§ **Stated task**
Please transcribe the data below exactly. Leave the pictures out.

────────────────

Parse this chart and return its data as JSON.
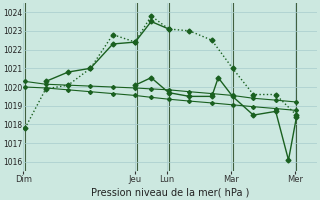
{
  "background_color": "#cce8e0",
  "grid_color": "#a8cccc",
  "line_color": "#1a6020",
  "ylim": [
    1015.5,
    1024.5
  ],
  "yticks": [
    1016,
    1017,
    1018,
    1019,
    1020,
    1021,
    1022,
    1023,
    1024
  ],
  "xlabel": "Pression niveau de la mer( hPa )",
  "day_labels": [
    "Dim",
    "Jeu",
    "Lun",
    "Mar",
    "Mer"
  ],
  "day_positions": [
    0,
    3.5,
    4.5,
    6.5,
    8.5
  ],
  "xlim": [
    0,
    9.2
  ],
  "vline_positions": [
    0.05,
    3.55,
    4.55,
    6.55,
    8.55
  ],
  "series": [
    {
      "x": [
        0.05,
        0.7,
        1.4,
        2.1,
        2.8,
        3.5,
        4.0,
        4.55,
        5.2,
        5.9,
        6.55,
        7.2,
        7.9,
        8.55
      ],
      "y": [
        1017.8,
        1019.9,
        1020.1,
        1021.0,
        1022.8,
        1022.4,
        1023.8,
        1023.1,
        1023.0,
        1022.5,
        1021.0,
        1019.6,
        1019.6,
        1018.5
      ],
      "marker": "D",
      "markersize": 2.5,
      "linewidth": 1.0,
      "linestyle": "dotted"
    },
    {
      "x": [
        0.7,
        1.4,
        2.1,
        2.8,
        3.5,
        4.0,
        4.55
      ],
      "y": [
        1020.3,
        1020.8,
        1021.0,
        1022.3,
        1022.4,
        1023.5,
        1023.1
      ],
      "marker": "D",
      "markersize": 2.5,
      "linewidth": 1.0,
      "linestyle": "solid"
    },
    {
      "x": [
        0.05,
        0.7,
        1.4,
        2.1,
        2.8,
        3.5,
        4.0,
        4.55,
        5.2,
        5.9,
        6.55,
        7.2,
        7.9,
        8.55
      ],
      "y": [
        1020.3,
        1020.15,
        1020.1,
        1020.05,
        1020.0,
        1019.95,
        1019.9,
        1019.85,
        1019.75,
        1019.65,
        1019.55,
        1019.4,
        1019.3,
        1019.2
      ],
      "marker": "D",
      "markersize": 2,
      "linewidth": 0.8,
      "linestyle": "solid"
    },
    {
      "x": [
        0.05,
        0.7,
        1.4,
        2.1,
        2.8,
        3.5,
        4.0,
        4.55,
        5.2,
        5.9,
        6.55,
        7.2,
        7.9,
        8.55
      ],
      "y": [
        1020.0,
        1019.95,
        1019.85,
        1019.75,
        1019.65,
        1019.55,
        1019.45,
        1019.35,
        1019.25,
        1019.15,
        1019.05,
        1018.95,
        1018.85,
        1018.75
      ],
      "marker": "D",
      "markersize": 2,
      "linewidth": 0.8,
      "linestyle": "solid"
    },
    {
      "x": [
        3.5,
        4.0,
        4.55,
        5.2,
        5.9,
        6.1,
        6.55,
        7.2,
        7.9,
        8.3,
        8.55
      ],
      "y": [
        1020.1,
        1020.5,
        1019.7,
        1019.5,
        1019.5,
        1020.5,
        1019.5,
        1018.5,
        1018.7,
        1016.1,
        1018.4
      ],
      "marker": "D",
      "markersize": 2.5,
      "linewidth": 1.0,
      "linestyle": "solid"
    }
  ]
}
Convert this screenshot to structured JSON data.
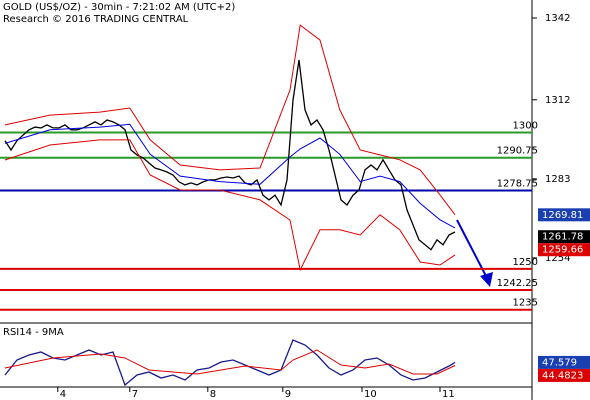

────────────────

§ **Full response**
Parse this chart and return its data as JSON.
{
  "background_color": "#cce8e0",
  "grid_color": "#a8cccc",
  "line_color": "#1a6020",
  "ylim": [
    1015.5,
    1024.5
  ],
  "yticks": [
    1016,
    1017,
    1018,
    1019,
    1020,
    1021,
    1022,
    1023,
    1024
  ],
  "xlabel": "Pression niveau de la mer( hPa )",
  "day_labels": [
    "Dim",
    "Jeu",
    "Lun",
    "Mar",
    "Mer"
  ],
  "day_positions": [
    0,
    3.5,
    4.5,
    6.5,
    8.5
  ],
  "xlim": [
    0,
    9.2
  ],
  "vline_positions": [
    0.05,
    3.55,
    4.55,
    6.55,
    8.55
  ],
  "series": [
    {
      "x": [
        0.05,
        0.7,
        1.4,
        2.1,
        2.8,
        3.5,
        4.0,
        4.55,
        5.2,
        5.9,
        6.55,
        7.2,
        7.9,
        8.55
      ],
      "y": [
        1017.8,
        1019.9,
        1020.1,
        1021.0,
        1022.8,
        1022.4,
        1023.8,
        1023.1,
        1023.0,
        1022.5,
        1021.0,
        1019.6,
        1019.6,
        1018.5
      ],
      "marker": "D",
      "markersize": 2.5,
      "linewidth": 1.0,
      "linestyle": "dotted"
    },
    {
      "x": [
        0.7,
        1.4,
        2.1,
        2.8,
        3.5,
        4.0,
        4.55
      ],
      "y": [
        1020.3,
        1020.8,
        1021.0,
        1022.3,
        1022.4,
        1023.5,
        1023.1
      ],
      "marker": "D",
      "markersize": 2.5,
      "linewidth": 1.0,
      "linestyle": "solid"
    },
    {
      "x": [
        0.05,
        0.7,
        1.4,
        2.1,
        2.8,
        3.5,
        4.0,
        4.55,
        5.2,
        5.9,
        6.55,
        7.2,
        7.9,
        8.55
      ],
      "y": [
        1020.3,
        1020.15,
        1020.1,
        1020.05,
        1020.0,
        1019.95,
        1019.9,
        1019.85,
        1019.75,
        1019.65,
        1019.55,
        1019.4,
        1019.3,
        1019.2
      ],
      "marker": "D",
      "markersize": 2,
      "linewidth": 0.8,
      "linestyle": "solid"
    },
    {
      "x": [
        0.05,
        0.7,
        1.4,
        2.1,
        2.8,
        3.5,
        4.0,
        4.55,
        5.2,
        5.9,
        6.55,
        7.2,
        7.9,
        8.55
      ],
      "y": [
        1020.0,
        1019.95,
        1019.85,
        1019.75,
        1019.65,
        1019.55,
        1019.45,
        1019.35,
        1019.25,
        1019.15,
        1019.05,
        1018.95,
        1018.85,
        1018.75
      ],
      "marker": "D",
      "markersize": 2,
      "linewidth": 0.8,
      "linestyle": "solid"
    },
    {
      "x": [
        3.5,
        4.0,
        4.55,
        5.2,
        5.9,
        6.1,
        6.55,
        7.2,
        7.9,
        8.3,
        8.55
      ],
      "y": [
        1020.1,
        1020.5,
        1019.7,
        1019.5,
        1019.5,
        1020.5,
        1019.5,
        1018.5,
        1018.7,
        1016.1,
        1018.4
      ],
      "marker": "D",
      "markersize": 2.5,
      "linewidth": 1.0,
      "linestyle": "solid"
    }
  ]
}
Convert this screenshot to structured JSON data.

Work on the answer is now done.